● **TEXT PROVIDED**:
Ten Points Or Ten Miles To ‘Bridge Out’?

November 13, 2018

In what has already been a very interesting week, we’ve witnessed distractions galore. Allegations of election fraud by pretty much everyone except the people who should be winning some of these elections if Americans truly wanted a different future. We already digress. Cognitive dissonance is fully on display. Just below the surface has been the buzz about DeutscheBank – probably the biggest elephant in the room right now. Well, check that. Make it the second biggest elephant. It’s been propped up for nearly a small dog’s life by powers that know if DB folds, their plans to consolidate more wealth from the small people of the world would be disturbed and they’d have to run Act III. Maybe, like QE, there are many more Acts yet to unfold.

 It is a pretty certain bet that absolutely nothing will be done to change America’s destiny for the next two years thanks to a gridlocked government. Not that it had been doing much to change destiny anyway. There are certain ironies here, which are so rich, we’ve been compelled to write them down for perhaps another day, but not this one. Dragging names into this will only cause people to shut down, mentally running into their corner in the biggest binary brain battle ever.

We’ll get to the point. US GDP. Federal Public Debt. Yes, we’re going to beat that horse one more time. Why? Because it’s a huge elephant in a room full of distractions. It is the single deciding issue that can end America’s way of life forever – and it will. Unlike the insane murmurings of those who think this debt will be paid off, it won’t be and we’re going to tell you why. We’re not going to ask you to buy anything or subscribe for another insipid ‘free trial’. Yes, we’re tired of that nonsense also. Currently, America’s Debt/GDP ratio is 116%. That is a full ten points higher than the same numbers that sent the citizens of Greece, Italy, and Cyprus in particular to the wall to pay off said debts with austerity. 106% caused riots in all three countries to various levels, economic distress, broken home, broken economies, and broken hopes and dreams. This is becoming a rather annoying theme. Elite, rich bankers and politicians go to the Caymans to vacation while the people go to the wall.

● **TO BE DONE**:
A – What does the debt article give as America's current Debt/GDP ratio?
B – Which countries does the debt article name as having been sent to the wall to pay off debts with austerity?
C – Pick up the debt article after its final sentence and continue it.
The records that follow the debt article are separate material and not part of it.

[Layout coordinate data]
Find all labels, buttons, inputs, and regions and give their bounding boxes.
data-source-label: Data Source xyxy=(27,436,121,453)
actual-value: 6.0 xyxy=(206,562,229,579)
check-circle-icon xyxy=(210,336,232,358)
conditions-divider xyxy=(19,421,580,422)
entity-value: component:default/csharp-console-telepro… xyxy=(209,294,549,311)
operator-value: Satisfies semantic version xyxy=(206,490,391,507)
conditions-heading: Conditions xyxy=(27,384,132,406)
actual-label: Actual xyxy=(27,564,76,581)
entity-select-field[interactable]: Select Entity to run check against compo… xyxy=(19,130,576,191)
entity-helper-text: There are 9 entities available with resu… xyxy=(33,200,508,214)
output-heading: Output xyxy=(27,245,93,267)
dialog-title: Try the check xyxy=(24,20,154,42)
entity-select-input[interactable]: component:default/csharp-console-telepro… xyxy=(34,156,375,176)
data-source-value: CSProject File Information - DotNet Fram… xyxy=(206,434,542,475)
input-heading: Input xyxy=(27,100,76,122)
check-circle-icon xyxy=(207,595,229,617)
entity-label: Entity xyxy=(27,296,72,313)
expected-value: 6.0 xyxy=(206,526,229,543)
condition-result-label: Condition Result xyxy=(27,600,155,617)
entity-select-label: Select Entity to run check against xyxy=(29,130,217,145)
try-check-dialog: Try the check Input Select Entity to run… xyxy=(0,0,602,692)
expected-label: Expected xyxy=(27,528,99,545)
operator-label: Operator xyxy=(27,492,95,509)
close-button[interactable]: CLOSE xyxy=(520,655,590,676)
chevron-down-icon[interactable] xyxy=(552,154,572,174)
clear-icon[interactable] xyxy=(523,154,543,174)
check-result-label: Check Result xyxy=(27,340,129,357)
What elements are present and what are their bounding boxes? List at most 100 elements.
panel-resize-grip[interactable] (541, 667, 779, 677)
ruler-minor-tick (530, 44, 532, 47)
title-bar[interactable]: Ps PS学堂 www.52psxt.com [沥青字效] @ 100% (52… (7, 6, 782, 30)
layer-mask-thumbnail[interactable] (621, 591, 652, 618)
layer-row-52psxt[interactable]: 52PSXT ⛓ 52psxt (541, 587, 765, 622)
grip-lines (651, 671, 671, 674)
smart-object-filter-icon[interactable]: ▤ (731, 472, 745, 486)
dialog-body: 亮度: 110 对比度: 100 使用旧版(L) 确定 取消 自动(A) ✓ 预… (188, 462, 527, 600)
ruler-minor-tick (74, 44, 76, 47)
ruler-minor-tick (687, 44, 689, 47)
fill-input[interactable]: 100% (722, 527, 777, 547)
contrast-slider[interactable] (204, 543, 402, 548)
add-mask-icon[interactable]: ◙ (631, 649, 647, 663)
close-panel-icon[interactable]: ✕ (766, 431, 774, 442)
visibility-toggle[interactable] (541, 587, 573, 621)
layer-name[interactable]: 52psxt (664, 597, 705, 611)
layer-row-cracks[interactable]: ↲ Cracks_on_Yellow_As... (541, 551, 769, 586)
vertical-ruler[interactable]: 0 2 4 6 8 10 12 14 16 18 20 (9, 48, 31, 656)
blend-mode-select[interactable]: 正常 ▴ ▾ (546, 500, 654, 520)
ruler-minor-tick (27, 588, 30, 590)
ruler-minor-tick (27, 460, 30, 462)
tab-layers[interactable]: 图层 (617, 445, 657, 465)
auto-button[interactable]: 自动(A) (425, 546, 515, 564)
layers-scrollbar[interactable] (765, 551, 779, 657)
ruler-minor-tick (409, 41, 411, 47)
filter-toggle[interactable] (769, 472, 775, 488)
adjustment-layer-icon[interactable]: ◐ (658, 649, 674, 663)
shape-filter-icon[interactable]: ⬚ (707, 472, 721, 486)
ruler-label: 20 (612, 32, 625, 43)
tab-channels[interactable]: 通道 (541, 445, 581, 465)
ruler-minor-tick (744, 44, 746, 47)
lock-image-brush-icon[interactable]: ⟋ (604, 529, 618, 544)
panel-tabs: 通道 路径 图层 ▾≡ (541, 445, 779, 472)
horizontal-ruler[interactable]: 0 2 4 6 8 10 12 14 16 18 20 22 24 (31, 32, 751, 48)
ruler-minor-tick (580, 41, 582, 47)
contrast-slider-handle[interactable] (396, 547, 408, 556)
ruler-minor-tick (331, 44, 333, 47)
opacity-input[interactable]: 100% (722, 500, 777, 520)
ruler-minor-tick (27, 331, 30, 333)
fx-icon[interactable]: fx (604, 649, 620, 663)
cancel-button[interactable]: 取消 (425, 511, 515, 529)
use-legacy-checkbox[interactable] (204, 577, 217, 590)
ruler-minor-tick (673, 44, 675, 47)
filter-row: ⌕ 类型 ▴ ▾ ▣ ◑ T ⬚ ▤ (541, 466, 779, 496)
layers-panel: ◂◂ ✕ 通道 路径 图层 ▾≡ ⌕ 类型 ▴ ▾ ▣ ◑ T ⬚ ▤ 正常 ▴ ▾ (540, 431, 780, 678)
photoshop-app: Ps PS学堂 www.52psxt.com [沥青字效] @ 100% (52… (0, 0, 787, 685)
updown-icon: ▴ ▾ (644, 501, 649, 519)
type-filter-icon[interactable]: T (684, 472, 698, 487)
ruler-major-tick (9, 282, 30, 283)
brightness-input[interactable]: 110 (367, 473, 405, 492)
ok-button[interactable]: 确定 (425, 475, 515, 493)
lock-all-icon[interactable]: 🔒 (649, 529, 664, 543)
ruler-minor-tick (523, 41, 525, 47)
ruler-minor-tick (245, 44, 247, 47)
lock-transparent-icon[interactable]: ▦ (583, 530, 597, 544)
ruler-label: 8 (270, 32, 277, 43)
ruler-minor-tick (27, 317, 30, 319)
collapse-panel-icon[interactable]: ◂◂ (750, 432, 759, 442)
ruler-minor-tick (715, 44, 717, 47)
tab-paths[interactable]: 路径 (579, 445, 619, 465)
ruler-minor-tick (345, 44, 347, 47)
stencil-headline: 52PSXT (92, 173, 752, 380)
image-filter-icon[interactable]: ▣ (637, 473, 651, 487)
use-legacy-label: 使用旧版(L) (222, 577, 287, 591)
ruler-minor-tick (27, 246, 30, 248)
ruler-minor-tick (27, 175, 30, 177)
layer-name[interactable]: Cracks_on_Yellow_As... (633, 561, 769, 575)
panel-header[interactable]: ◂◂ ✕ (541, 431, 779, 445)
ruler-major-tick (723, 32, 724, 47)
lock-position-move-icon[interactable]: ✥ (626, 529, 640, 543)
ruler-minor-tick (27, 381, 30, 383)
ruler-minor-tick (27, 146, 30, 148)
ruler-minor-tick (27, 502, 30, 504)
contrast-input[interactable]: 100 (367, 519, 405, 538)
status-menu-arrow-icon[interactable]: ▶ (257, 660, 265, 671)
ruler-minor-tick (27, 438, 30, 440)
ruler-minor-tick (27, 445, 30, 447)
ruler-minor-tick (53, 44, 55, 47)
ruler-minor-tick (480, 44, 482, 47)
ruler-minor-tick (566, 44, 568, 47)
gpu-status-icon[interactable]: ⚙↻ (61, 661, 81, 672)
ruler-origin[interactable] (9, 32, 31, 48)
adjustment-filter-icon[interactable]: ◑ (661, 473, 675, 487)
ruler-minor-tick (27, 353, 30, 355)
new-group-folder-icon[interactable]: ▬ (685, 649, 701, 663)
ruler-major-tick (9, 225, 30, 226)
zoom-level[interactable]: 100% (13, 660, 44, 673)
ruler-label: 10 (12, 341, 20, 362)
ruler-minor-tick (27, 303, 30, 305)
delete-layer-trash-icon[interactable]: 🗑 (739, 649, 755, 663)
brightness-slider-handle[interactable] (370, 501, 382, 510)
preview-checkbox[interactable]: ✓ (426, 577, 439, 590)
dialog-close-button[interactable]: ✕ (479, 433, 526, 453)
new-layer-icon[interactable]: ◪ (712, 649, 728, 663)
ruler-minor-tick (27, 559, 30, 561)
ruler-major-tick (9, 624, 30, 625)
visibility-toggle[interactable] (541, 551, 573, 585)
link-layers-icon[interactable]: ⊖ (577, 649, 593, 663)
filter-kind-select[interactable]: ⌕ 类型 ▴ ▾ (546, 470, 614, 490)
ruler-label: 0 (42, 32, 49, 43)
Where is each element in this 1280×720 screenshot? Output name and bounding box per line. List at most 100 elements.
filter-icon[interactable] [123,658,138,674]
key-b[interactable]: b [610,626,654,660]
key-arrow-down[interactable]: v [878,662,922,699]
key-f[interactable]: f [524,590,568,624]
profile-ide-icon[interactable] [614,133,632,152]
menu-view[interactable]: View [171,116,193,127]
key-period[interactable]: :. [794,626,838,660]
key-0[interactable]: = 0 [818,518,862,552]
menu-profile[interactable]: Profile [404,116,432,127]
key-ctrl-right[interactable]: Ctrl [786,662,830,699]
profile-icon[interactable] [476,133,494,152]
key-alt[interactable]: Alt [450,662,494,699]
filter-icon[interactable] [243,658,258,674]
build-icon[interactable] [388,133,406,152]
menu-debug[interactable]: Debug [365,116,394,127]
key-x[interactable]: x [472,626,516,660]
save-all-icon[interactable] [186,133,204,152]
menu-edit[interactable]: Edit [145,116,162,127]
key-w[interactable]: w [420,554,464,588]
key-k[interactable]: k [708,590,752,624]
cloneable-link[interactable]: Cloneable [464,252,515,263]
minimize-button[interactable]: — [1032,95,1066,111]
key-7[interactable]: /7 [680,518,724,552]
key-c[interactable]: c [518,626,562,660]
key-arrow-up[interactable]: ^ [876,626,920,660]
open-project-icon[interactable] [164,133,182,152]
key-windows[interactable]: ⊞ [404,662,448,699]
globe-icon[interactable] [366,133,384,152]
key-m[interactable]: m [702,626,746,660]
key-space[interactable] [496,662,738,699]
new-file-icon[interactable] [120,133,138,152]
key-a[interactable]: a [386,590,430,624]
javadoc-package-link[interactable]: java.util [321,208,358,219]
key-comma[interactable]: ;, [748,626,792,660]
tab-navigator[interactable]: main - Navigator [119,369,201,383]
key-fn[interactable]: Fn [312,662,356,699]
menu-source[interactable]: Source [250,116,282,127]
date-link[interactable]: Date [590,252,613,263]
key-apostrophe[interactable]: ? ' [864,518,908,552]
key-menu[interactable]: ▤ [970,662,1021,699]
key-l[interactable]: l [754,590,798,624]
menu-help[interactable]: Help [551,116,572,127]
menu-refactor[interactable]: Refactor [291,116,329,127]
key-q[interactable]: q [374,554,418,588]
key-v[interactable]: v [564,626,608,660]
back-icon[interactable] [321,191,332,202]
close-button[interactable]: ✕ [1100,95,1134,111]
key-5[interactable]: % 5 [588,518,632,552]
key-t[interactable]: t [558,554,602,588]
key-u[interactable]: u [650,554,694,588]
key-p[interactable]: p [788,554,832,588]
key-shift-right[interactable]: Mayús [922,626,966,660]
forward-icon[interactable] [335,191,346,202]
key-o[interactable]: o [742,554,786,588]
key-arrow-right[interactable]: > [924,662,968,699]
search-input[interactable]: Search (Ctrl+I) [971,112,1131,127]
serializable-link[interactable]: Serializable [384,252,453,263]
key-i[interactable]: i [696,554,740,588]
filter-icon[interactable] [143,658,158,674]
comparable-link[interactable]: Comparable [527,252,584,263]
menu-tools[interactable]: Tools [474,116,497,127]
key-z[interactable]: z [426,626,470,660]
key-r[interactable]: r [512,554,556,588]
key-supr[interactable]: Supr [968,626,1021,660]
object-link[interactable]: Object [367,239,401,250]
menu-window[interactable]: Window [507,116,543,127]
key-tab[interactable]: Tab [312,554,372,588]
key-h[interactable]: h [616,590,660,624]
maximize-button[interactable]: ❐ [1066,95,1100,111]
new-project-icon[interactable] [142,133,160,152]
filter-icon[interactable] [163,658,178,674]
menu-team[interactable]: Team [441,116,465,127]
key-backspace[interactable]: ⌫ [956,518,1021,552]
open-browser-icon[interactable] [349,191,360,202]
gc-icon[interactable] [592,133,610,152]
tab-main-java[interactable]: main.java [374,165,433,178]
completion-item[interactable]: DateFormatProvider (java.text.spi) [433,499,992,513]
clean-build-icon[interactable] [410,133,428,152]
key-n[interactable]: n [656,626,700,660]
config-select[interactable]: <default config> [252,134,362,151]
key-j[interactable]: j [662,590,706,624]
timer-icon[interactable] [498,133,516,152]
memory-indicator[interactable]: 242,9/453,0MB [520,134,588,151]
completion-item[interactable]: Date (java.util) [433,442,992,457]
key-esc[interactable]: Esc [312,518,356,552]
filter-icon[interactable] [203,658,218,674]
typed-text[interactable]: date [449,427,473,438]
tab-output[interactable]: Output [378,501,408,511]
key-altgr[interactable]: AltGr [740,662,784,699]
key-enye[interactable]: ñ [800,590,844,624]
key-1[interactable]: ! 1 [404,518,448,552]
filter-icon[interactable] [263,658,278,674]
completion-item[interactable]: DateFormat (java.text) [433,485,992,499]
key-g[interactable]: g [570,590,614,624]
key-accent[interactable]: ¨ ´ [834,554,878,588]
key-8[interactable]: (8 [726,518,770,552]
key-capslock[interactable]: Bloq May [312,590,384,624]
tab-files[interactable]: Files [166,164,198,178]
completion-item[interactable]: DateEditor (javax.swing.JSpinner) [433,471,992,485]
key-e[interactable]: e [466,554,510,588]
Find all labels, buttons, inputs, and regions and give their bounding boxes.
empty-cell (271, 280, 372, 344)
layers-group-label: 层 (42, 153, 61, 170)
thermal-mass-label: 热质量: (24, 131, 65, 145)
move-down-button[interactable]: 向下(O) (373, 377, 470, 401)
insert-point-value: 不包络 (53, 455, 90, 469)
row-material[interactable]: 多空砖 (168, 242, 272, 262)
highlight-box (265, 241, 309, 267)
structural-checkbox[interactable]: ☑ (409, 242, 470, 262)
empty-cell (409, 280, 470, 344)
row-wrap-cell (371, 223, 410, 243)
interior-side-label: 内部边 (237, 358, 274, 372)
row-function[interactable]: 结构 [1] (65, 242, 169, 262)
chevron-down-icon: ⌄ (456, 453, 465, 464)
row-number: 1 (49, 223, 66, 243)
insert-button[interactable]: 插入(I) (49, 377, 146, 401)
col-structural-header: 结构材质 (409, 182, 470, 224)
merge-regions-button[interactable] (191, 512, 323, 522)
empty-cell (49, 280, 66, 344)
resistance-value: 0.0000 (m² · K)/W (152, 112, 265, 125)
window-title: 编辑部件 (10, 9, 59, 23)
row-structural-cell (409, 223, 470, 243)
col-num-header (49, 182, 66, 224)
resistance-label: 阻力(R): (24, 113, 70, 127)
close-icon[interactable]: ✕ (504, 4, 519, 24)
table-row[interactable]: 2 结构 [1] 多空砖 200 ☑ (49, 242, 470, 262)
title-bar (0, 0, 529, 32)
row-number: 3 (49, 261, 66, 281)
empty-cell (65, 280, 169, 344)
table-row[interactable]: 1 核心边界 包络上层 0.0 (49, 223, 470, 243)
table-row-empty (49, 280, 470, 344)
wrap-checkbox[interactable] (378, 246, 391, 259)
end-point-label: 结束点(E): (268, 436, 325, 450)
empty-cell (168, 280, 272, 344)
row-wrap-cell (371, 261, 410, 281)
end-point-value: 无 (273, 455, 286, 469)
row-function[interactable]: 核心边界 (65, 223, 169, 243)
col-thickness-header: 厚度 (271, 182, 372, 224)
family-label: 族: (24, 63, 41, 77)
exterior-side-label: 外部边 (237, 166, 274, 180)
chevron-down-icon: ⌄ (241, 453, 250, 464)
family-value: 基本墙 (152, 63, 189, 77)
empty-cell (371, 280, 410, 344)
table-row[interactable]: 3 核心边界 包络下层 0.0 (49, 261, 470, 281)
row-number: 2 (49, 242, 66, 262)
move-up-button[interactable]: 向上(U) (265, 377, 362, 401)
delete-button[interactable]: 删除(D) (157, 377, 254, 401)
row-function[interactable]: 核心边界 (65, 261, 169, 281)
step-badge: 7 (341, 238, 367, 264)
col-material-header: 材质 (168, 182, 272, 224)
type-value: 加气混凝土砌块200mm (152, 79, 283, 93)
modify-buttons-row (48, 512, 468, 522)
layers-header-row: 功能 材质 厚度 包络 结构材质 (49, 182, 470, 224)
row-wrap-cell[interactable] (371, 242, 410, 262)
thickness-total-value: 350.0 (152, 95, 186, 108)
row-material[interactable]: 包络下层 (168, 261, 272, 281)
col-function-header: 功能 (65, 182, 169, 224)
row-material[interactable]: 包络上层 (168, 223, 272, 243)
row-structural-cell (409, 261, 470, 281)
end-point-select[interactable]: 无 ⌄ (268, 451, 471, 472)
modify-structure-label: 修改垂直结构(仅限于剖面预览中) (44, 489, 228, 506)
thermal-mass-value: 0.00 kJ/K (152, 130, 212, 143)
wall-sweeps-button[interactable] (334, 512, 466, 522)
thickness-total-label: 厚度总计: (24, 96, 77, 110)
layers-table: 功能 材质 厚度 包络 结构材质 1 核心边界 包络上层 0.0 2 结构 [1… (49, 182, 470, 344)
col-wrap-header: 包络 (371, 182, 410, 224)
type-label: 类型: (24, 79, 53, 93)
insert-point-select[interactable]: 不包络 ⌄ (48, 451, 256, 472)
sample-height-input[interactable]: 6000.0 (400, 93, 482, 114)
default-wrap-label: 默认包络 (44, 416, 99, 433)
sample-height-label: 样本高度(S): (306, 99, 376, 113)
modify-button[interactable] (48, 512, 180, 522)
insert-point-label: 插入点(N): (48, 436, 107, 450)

● **RESULTS**:
A – 116%

B – Greece, Italy, and Cyprus

C –
The chart above shows the US Federal Public Debt from 1971 – the year the gold standard ended until the present. There are three very clear accelerations on the chart and we’d have marked a fourth that might have been a shred of hope until current and future policy was directed towards more trillion-dollar deficits for at least the next several years, according to the Congressional Budget Office. Chances are very good the slope of the debt curve will increase once again, becoming larger moving forward. The citation for the CBO report is would be hilarious if the matter wasn’t so serious. CNN prefers to blame the issue on one set of puppets, developing amnesia when it comes to what their own puppets have done. Let’s set the record straight – nobody and we mean nobody has done a thing to even put a dent in the federal deficit, let alone think about paying it off. This is pure Keynesianism to the nth degree. It is an exercise in the ridiculous. But it won’t be Congress, the CBO, or any of these puppet policymakers who go the wall for this. It will be you. Yes you. And us.

Now does it make a little bit of sense as to why all government and rich billionaires have been interested in doing is dividing people? This has been going on for quite some time now, getting worse all the time.

Many people email and tell us ‘Why get upset, it’s just a bunch of funny money – you guys say so yourself. What’s the big deal?’ It is funny money, but it’s not a funny issue. It’s the money that matters because the money is junk, which is half the problem. The money being junk is why we have been told we need to tolerate inflation if we want economic growth. The statement should be re-worded – most of the ‘growth’ we’ve seen since 1971 has been the result of inflation. It’s not even real. Using ‘real GDP’ numbers kept by the not-so-USFed gets us the 116%, but everyone reading this knows that prices are used to illustrate inflation when prices are simply the result of inflation.

Here’s the rub. At the end of the day, the currency doesn’t matter. It’s the labor that matters. Labor you ask? Yes, labor. One of the four factors of production and the biggest variable. Everyone remembers the Medieval period from high school history. We’re going back there after the USDollar gets flushed for good.

Notice there is always a period of overlap. The world hasn’t been without a reserve currency since the dark ages. The mean of the reserve currencies prior to the USDollar taking its place is 94 years – exactly how long the Dollar has had the reserve status. We are NOT saying that the USDollar will be gone by the end of year 94. There are those who will say ‘This time it’s different. We have all this technology and we’re so much smarter now that the Dollar will last forever.” If you want to bet your future on that, go right ahead. We’re advising a great deal of trepidation here.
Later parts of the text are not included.